→ What is being asked
Report each line of the data that has "name" somewhere in it.

→ Material to process
+++

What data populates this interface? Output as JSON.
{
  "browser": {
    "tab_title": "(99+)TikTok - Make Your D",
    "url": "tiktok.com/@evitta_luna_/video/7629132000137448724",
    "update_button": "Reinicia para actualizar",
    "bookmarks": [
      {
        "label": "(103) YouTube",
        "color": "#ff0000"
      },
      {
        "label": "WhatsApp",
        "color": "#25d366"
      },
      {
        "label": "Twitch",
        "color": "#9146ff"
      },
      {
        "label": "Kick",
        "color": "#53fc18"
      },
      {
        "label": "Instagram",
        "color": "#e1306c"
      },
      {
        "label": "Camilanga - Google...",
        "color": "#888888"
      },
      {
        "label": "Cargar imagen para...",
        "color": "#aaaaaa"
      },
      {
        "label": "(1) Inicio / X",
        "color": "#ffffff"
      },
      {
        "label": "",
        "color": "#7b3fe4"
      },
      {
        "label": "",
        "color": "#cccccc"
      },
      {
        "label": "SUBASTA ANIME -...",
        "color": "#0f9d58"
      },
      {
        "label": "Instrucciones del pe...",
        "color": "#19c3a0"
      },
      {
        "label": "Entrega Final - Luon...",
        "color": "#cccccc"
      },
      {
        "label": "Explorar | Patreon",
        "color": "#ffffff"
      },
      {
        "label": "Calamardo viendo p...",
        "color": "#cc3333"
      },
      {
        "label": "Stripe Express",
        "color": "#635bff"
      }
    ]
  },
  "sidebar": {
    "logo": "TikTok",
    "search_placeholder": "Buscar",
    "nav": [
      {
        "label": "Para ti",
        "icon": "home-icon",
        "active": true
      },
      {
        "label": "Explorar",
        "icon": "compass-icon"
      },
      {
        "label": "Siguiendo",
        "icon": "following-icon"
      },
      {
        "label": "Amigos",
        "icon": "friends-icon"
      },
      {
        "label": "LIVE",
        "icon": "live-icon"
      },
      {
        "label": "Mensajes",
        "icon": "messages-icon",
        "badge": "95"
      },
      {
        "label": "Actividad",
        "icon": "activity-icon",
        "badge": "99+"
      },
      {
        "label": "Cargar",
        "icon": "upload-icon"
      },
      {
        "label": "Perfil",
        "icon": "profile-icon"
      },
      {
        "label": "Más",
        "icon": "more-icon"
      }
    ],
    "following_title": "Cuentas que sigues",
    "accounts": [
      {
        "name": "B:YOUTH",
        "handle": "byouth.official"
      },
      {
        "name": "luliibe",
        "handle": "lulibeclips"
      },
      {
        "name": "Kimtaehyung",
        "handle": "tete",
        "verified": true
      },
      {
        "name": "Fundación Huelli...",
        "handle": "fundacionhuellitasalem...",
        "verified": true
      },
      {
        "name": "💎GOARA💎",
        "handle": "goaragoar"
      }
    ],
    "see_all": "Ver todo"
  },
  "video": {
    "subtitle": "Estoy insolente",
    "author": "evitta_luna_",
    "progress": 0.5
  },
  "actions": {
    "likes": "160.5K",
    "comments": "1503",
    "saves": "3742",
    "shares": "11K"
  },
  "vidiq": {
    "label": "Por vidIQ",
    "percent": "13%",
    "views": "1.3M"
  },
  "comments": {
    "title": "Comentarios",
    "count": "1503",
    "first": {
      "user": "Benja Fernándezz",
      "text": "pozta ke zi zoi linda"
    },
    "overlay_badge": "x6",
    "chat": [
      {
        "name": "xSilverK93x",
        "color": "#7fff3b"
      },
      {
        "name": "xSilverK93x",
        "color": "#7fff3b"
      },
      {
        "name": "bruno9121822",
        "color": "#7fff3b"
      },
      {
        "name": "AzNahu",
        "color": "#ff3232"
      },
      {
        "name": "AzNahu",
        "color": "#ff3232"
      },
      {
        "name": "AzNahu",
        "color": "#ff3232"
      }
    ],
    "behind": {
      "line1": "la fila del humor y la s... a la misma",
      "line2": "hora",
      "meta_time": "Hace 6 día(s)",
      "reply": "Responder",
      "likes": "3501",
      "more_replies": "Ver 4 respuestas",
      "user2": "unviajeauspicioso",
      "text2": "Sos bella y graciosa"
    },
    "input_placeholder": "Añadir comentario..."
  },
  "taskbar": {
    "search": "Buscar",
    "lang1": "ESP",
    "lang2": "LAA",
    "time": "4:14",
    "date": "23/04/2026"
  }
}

+++

→ Task output
        "name": "B:YOUTH",
        "name": "luliibe",
        "name": "Kimtaehyung",
        "name": "Fundación Huelli...",
        "name": "💎GOARA💎",
        "name": "xSilverK93x",
        "name": "xSilverK93x",
        "name": "bruno9121822",
        "name": "AzNahu",
        "name": "AzNahu",
        "name": "AzNahu",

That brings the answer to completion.